[DATA SUPPLIED]:
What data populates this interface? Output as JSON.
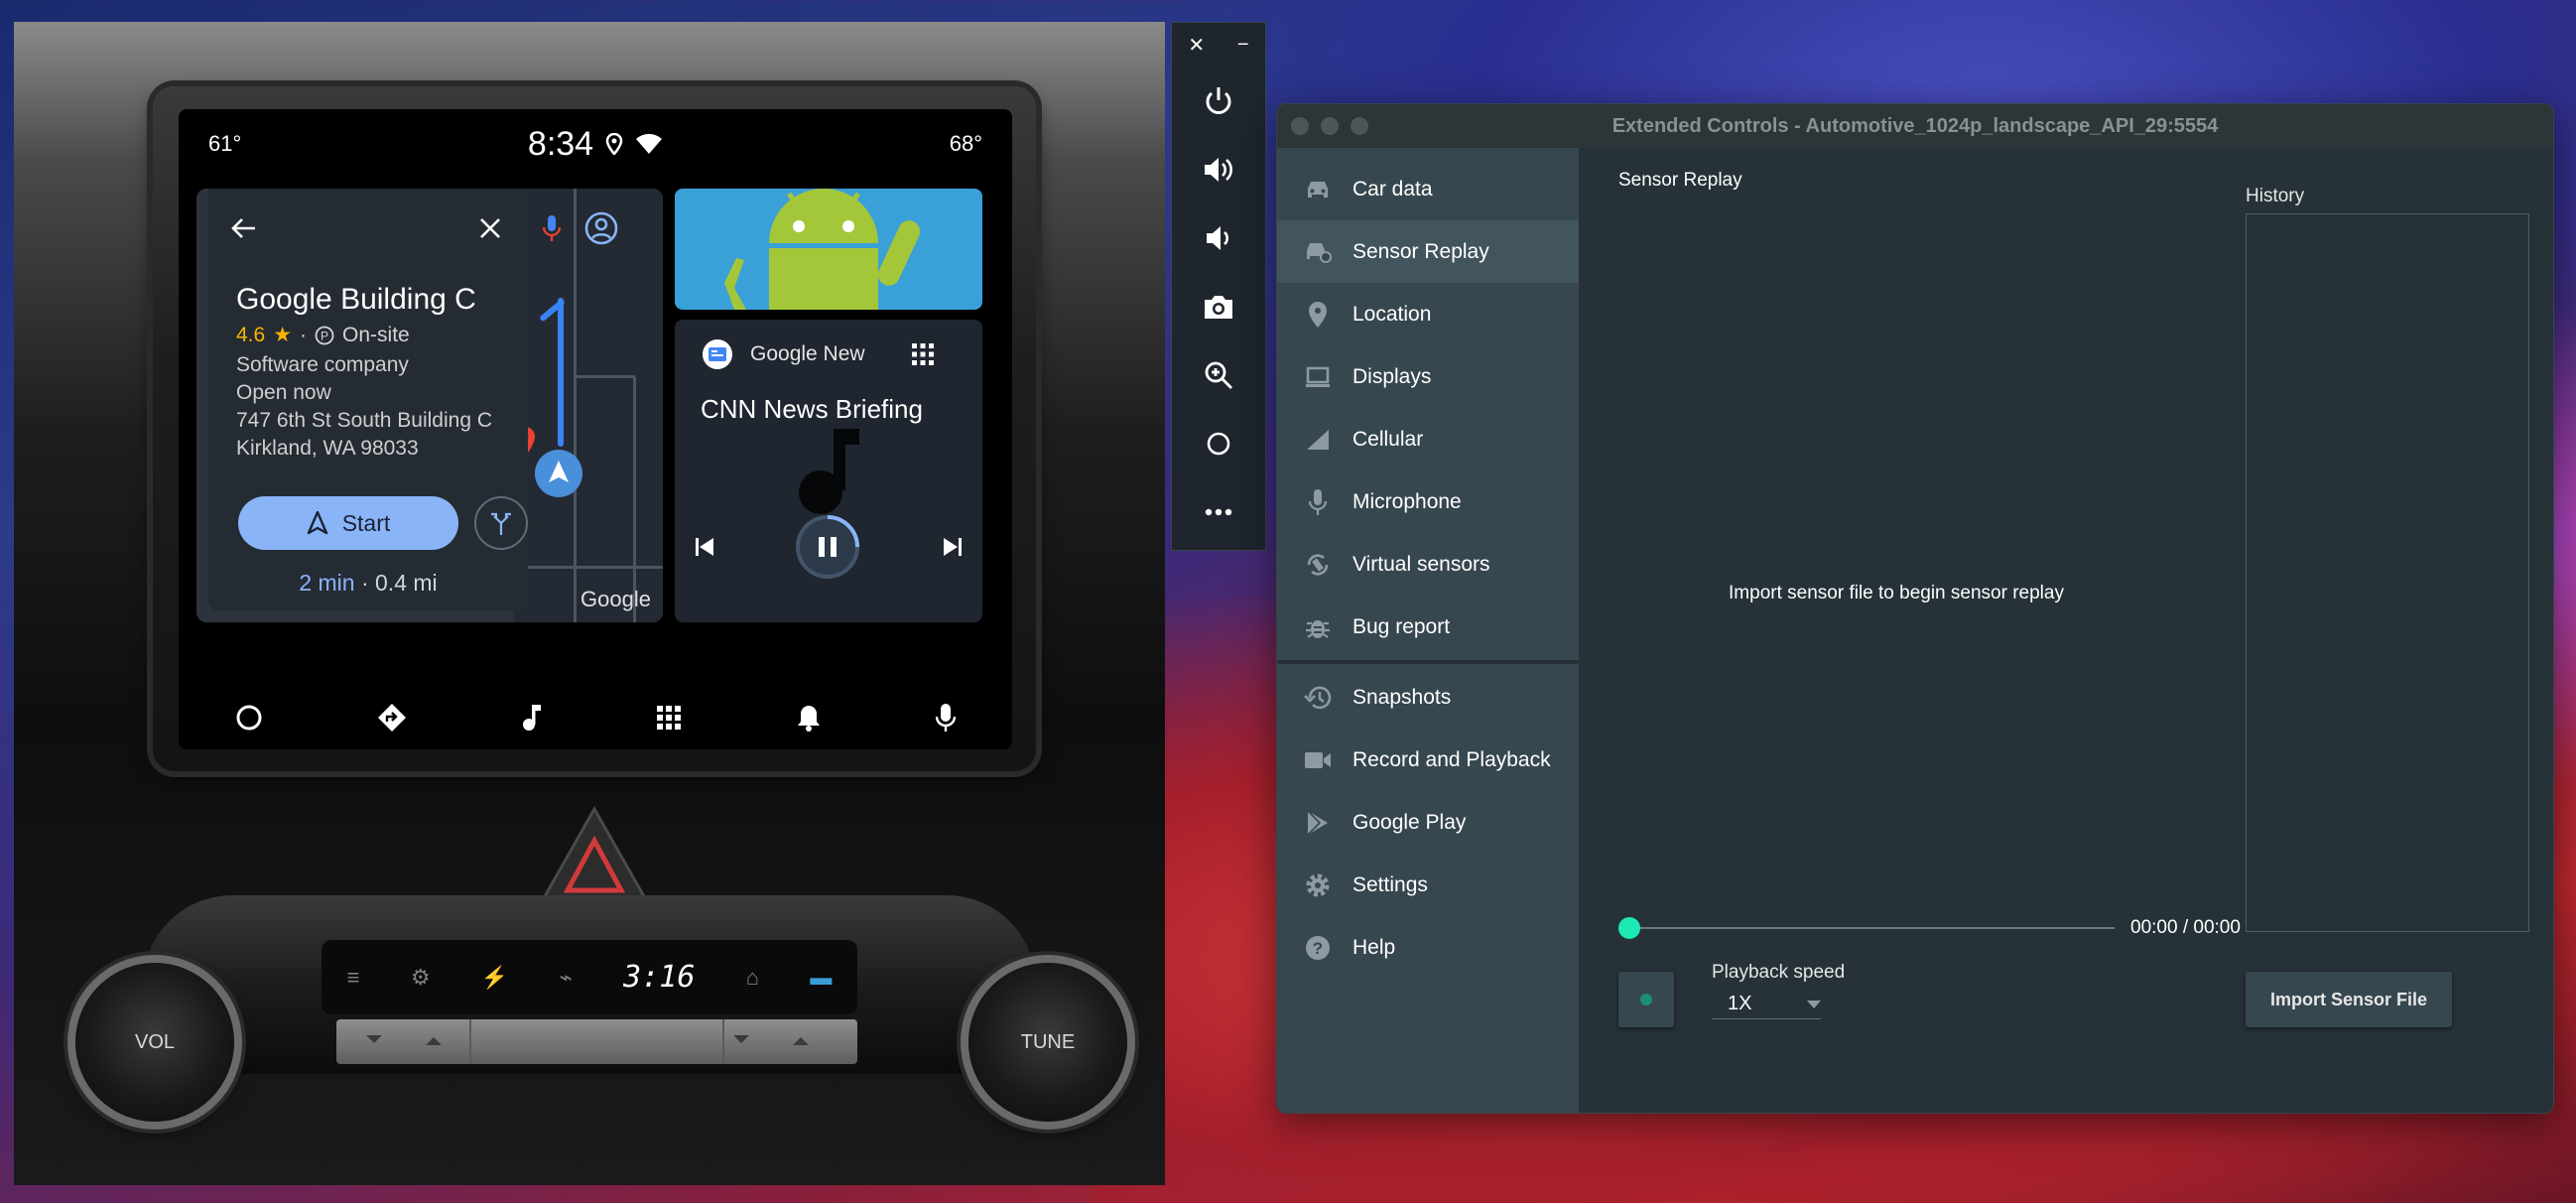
{
  "emulator": {
    "status": {
      "temp_left": "61°",
      "time": "8:34",
      "temp_right": "68°"
    },
    "maps": {
      "place_name": "Google Building C",
      "rating": "4.6",
      "star": "★",
      "parking": "On-site",
      "category": "Software company",
      "hours": "Open now",
      "address_line1": "747 6th St South Building C",
      "address_line2": "Kirkland, WA 98033",
      "start_label": "Start",
      "eta_time": "2 min",
      "eta_distance": " · 0.4 mi",
      "google_mark": "Google"
    },
    "media": {
      "app_name": "Google New",
      "title": "CNN News Briefing"
    },
    "climate": {
      "display_time": "3:16"
    },
    "knobs": {
      "left": "VOL",
      "right": "TUNE"
    }
  },
  "toolbar": {
    "close": "✕",
    "minimize": "−"
  },
  "window": {
    "title": "Extended Controls - Automotive_1024p_landscape_API_29:5554",
    "nav": [
      {
        "label": "Car data",
        "icon": "car-icon"
      },
      {
        "label": "Sensor Replay",
        "icon": "sensor-replay-icon"
      },
      {
        "label": "Location",
        "icon": "location-pin-icon"
      },
      {
        "label": "Displays",
        "icon": "display-icon"
      },
      {
        "label": "Cellular",
        "icon": "signal-icon"
      },
      {
        "label": "Microphone",
        "icon": "microphone-icon"
      },
      {
        "label": "Virtual sensors",
        "icon": "rotate-icon"
      },
      {
        "label": "Bug report",
        "icon": "bug-icon"
      },
      {
        "label": "Snapshots",
        "icon": "history-icon"
      },
      {
        "label": "Record and Playback",
        "icon": "video-camera-icon"
      },
      {
        "label": "Google Play",
        "icon": "play-store-icon"
      },
      {
        "label": "Settings",
        "icon": "gear-icon"
      },
      {
        "label": "Help",
        "icon": "help-icon"
      }
    ],
    "active_nav": "Sensor Replay",
    "content": {
      "section_title": "Sensor Replay",
      "history_label": "History",
      "hint": "Import sensor file to begin sensor replay",
      "time_readout": "00:00 / 00:00",
      "speed_label": "Playback speed",
      "speed_value": "1X",
      "import_label": "Import Sensor File"
    },
    "colors": {
      "accent": "#1de9b6",
      "sidebar": "#37474f",
      "background": "#263238"
    }
  }
}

[WHAT YOU HAVE TO DO]: Pictures excluded, quote all the data above exactly.

[SOLUTION TO THIS EXERCISE]:
What data populates this interface? Output as JSON.
{
  "emulator": {
    "status": {
      "temp_left": "61°",
      "time": "8:34",
      "temp_right": "68°"
    },
    "maps": {
      "place_name": "Google Building C",
      "rating": "4.6",
      "star": "★",
      "parking": "On-site",
      "category": "Software company",
      "hours": "Open now",
      "address_line1": "747 6th St South Building C",
      "address_line2": "Kirkland, WA 98033",
      "start_label": "Start",
      "eta_time": "2 min",
      "eta_distance": " · 0.4 mi",
      "google_mark": "Google"
    },
    "media": {
      "app_name": "Google New",
      "title": "CNN News Briefing"
    },
    "climate": {
      "display_time": "3:16"
    },
    "knobs": {
      "left": "VOL",
      "right": "TUNE"
    }
  },
  "toolbar": {
    "close": "✕",
    "minimize": "−"
  },
  "window": {
    "title": "Extended Controls - Automotive_1024p_landscape_API_29:5554",
    "nav": [
      {
        "label": "Car data",
        "icon": "car-icon"
      },
      {
        "label": "Sensor Replay",
        "icon": "sensor-replay-icon"
      },
      {
        "label": "Location",
        "icon": "location-pin-icon"
      },
      {
        "label": "Displays",
        "icon": "display-icon"
      },
      {
        "label": "Cellular",
        "icon": "signal-icon"
      },
      {
        "label": "Microphone",
        "icon": "microphone-icon"
      },
      {
        "label": "Virtual sensors",
        "icon": "rotate-icon"
      },
      {
        "label": "Bug report",
        "icon": "bug-icon"
      },
      {
        "label": "Snapshots",
        "icon": "history-icon"
      },
      {
        "label": "Record and Playback",
        "icon": "video-camera-icon"
      },
      {
        "label": "Google Play",
        "icon": "play-store-icon"
      },
      {
        "label": "Settings",
        "icon": "gear-icon"
      },
      {
        "label": "Help",
        "icon": "help-icon"
      }
    ],
    "active_nav": "Sensor Replay",
    "content": {
      "section_title": "Sensor Replay",
      "history_label": "History",
      "hint": "Import sensor file to begin sensor replay",
      "time_readout": "00:00 / 00:00",
      "speed_label": "Playback speed",
      "speed_value": "1X",
      "import_label": "Import Sensor File"
    },
    "colors": {
      "accent": "#1de9b6",
      "sidebar": "#37474f",
      "background": "#263238"
    }
  }
}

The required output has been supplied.